* _Task to carry out_:
Copy the full set of lines exactly as given.

* _Data rows_:
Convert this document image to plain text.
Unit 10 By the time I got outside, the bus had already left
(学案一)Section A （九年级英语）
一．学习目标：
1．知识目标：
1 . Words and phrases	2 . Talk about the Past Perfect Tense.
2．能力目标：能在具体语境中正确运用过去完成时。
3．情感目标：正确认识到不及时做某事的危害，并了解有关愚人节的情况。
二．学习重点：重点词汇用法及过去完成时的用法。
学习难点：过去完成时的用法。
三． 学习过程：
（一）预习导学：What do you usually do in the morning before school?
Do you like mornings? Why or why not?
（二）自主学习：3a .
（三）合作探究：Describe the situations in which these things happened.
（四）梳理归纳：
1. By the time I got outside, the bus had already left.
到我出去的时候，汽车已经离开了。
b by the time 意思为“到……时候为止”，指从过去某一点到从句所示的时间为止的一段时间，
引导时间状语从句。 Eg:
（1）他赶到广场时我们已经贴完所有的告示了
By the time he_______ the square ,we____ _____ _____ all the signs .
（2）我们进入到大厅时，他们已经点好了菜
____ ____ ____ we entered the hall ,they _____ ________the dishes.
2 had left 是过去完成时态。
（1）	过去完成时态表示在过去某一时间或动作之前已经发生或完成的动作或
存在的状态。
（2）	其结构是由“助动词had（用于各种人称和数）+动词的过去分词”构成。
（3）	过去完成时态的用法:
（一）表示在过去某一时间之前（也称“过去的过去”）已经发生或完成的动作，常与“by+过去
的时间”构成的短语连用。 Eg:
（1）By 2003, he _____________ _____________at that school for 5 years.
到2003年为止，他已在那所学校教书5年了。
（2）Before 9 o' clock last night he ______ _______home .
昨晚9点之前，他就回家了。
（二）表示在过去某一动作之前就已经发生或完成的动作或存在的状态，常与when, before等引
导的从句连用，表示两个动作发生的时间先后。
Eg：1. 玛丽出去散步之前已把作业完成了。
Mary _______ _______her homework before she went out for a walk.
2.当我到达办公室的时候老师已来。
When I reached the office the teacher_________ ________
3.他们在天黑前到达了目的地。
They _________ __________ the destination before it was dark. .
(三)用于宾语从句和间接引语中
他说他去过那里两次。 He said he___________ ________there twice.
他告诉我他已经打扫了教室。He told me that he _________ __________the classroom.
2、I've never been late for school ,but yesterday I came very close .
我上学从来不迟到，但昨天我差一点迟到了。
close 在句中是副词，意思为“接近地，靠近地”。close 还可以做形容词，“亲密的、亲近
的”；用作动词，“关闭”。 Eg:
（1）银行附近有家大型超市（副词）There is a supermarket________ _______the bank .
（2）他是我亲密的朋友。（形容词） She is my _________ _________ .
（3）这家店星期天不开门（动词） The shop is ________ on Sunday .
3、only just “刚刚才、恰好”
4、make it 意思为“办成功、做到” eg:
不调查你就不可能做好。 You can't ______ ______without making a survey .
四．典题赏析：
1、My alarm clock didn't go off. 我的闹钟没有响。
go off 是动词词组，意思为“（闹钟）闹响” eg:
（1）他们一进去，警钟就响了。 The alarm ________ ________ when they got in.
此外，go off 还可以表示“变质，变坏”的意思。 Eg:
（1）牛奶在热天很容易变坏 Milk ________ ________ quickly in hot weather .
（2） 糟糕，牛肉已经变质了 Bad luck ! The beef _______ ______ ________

* _Task output_:
Convert this document image to plain text.
Unit 10 By the time I got outside, the bus had already left
(学案一)Section A （九年级英语）
一．学习目标：
1．知识目标：
1 . Words and phrases	2 . Talk about the Past Perfect Tense.
2．能力目标：能在具体语境中正确运用过去完成时。
3．情感目标：正确认识到不及时做某事的危害，并了解有关愚人节的情况。
二．学习重点：重点词汇用法及过去完成时的用法。
学习难点：过去完成时的用法。
三． 学习过程：
（一）预习导学：What do you usually do in the morning before school?
Do you like mornings? Why or why not?
（二）自主学习：3a .
（三）合作探究：Describe the situations in which these things happened.
（四）梳理归纳：
1. By the time I got outside, the bus had already left.
到我出去的时候，汽车已经离开了。
b by the time 意思为“到……时候为止”，指从过去某一点到从句所示的时间为止的一段时间，
引导时间状语从句。 Eg:
（1）他赶到广场时我们已经贴完所有的告示了
By the time he_______ the square ,we____ _____ _____ all the signs .
（2）我们进入到大厅时，他们已经点好了菜
____ ____ ____ we entered the hall ,they _____ ________the dishes.
2 had left 是过去完成时态。
（1）	过去完成时态表示在过去某一时间或动作之前已经发生或完成的动作或
存在的状态。
（2）	其结构是由“助动词had（用于各种人称和数）+动词的过去分词”构成。
（3）	过去完成时态的用法:
（一）表示在过去某一时间之前（也称“过去的过去”）已经发生或完成的动作，常与“by+过去
的时间”构成的短语连用。 Eg:
（1）By 2003, he _____________ _____________at that school for 5 years.
到2003年为止，他已在那所学校教书5年了。
（2）Before 9 o' clock last night he ______ _______home .
昨晚9点之前，他就回家了。
（二）表示在过去某一动作之前就已经发生或完成的动作或存在的状态，常与when, before等引
导的从句连用，表示两个动作发生的时间先后。
Eg：1. 玛丽出去散步之前已把作业完成了。
Mary _______ _______her homework before she went out for a walk.
2.当我到达办公室的时候老师已来。
When I reached the office the teacher_________ ________
3.他们在天黑前到达了目的地。
They _________ __________ the destination before it was dark. .
(三)用于宾语从句和间接引语中
他说他去过那里两次。 He said he___________ ________there twice.
他告诉我他已经打扫了教室。He told me that he _________ __________the classroom.
2、I've never been late for school ,but yesterday I came very close .
我上学从来不迟到，但昨天我差一点迟到了。
close 在句中是副词，意思为“接近地，靠近地”。close 还可以做形容词，“亲密的、亲近
的”；用作动词，“关闭”。 Eg:
（1）银行附近有家大型超市（副词）There is a supermarket________ _______the bank .
（2）他是我亲密的朋友。（形容词） She is my _________ _________ .
（3）这家店星期天不开门（动词） The shop is ________ on Sunday .
3、only just “刚刚才、恰好”
4、make it 意思为“办成功、做到” eg:
不调查你就不可能做好。 You can't ______ ______without making a survey .
四．典题赏析：
1、My alarm clock didn't go off. 我的闹钟没有响。
go off 是动词词组，意思为“（闹钟）闹响” eg:
（1）他们一进去，警钟就响了。 The alarm ________ ________ when they got in.
此外，go off 还可以表示“变质，变坏”的意思。 Eg:
（1）牛奶在热天很容易变坏 Milk ________ ________ quickly in hot weather .
（2） 糟糕，牛肉已经变质了 Bad luck ! The beef _______ ______ ________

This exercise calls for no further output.